▶ Information shown:
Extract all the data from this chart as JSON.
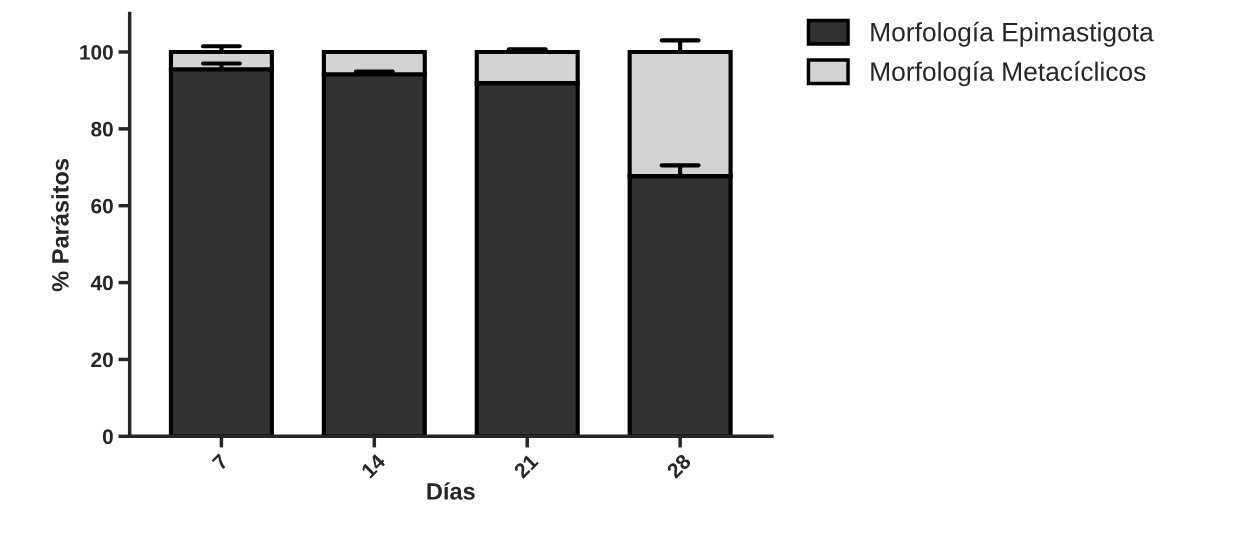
{
  "chart_data": {
    "type": "bar",
    "stacked": true,
    "xlabel": "Días",
    "ylabel": "% Parásitos",
    "categories": [
      "7",
      "14",
      "21",
      "28"
    ],
    "series": [
      {
        "name": "Morfología Epimastigota",
        "color": "#323232",
        "values": [
          95.5,
          94.2,
          91.9,
          67.7
        ],
        "errors": [
          [
            95.5,
            97
          ],
          [
            94.2,
            94.9
          ],
          null,
          [
            67.7,
            70.5
          ]
        ]
      },
      {
        "name": "Morfología Metacíclicos",
        "color": "#d3d3d3",
        "values": [
          4.5,
          5.8,
          8.1,
          32.3
        ],
        "errors": [
          [
            100,
            101.5
          ],
          null,
          [
            100,
            100.7
          ],
          [
            100,
            103
          ]
        ]
      }
    ],
    "ylim": [
      0,
      110
    ],
    "yticks": [
      0,
      20,
      40,
      60,
      80,
      100
    ],
    "grid": false,
    "legend": "top right"
  }
}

▶ What you have to do: Print the complete listing exactly as it stands, without its pictures.

▶ Reply to the task:
Extract all the data from this chart as JSON.
{
  "chart_data": {
    "type": "bar",
    "stacked": true,
    "xlabel": "Días",
    "ylabel": "% Parásitos",
    "categories": [
      "7",
      "14",
      "21",
      "28"
    ],
    "series": [
      {
        "name": "Morfología Epimastigota",
        "color": "#323232",
        "values": [
          95.5,
          94.2,
          91.9,
          67.7
        ],
        "errors": [
          [
            95.5,
            97
          ],
          [
            94.2,
            94.9
          ],
          null,
          [
            67.7,
            70.5
          ]
        ]
      },
      {
        "name": "Morfología Metacíclicos",
        "color": "#d3d3d3",
        "values": [
          4.5,
          5.8,
          8.1,
          32.3
        ],
        "errors": [
          [
            100,
            101.5
          ],
          null,
          [
            100,
            100.7
          ],
          [
            100,
            103
          ]
        ]
      }
    ],
    "ylim": [
      0,
      110
    ],
    "yticks": [
      0,
      20,
      40,
      60,
      80,
      100
    ],
    "grid": false,
    "legend": "top right"
  }
}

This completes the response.